## Aim
Send back all the data below, exactly as given.

## Data for this exercise

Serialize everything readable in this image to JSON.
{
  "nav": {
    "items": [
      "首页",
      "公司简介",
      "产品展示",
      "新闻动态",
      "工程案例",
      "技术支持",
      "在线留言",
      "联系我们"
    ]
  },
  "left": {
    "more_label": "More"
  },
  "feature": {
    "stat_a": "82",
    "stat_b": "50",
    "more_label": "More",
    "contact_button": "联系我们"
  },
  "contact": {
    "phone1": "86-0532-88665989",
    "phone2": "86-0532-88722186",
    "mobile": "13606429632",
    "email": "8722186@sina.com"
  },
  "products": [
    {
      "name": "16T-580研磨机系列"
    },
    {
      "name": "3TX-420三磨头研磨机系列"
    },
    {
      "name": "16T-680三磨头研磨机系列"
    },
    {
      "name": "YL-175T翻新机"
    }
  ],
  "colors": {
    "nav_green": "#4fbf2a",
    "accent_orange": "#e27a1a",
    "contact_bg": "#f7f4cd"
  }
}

## Answer to this exercise
Serialize everything readable in this image to JSON.
{
  "nav": {
    "items": [
      "首页",
      "公司简介",
      "产品展示",
      "新闻动态",
      "工程案例",
      "技术支持",
      "在线留言",
      "联系我们"
    ]
  },
  "left": {
    "more_label": "More"
  },
  "feature": {
    "stat_a": "82",
    "stat_b": "50",
    "more_label": "More",
    "contact_button": "联系我们"
  },
  "contact": {
    "phone1": "86-0532-88665989",
    "phone2": "86-0532-88722186",
    "mobile": "13606429632",
    "email": "8722186@sina.com"
  },
  "products": [
    {
      "name": "16T-580研磨机系列"
    },
    {
      "name": "3TX-420三磨头研磨机系列"
    },
    {
      "name": "16T-680三磨头研磨机系列"
    },
    {
      "name": "YL-175T翻新机"
    }
  ],
  "colors": {
    "nav_green": "#4fbf2a",
    "accent_orange": "#e27a1a",
    "contact_bg": "#f7f4cd"
  }
}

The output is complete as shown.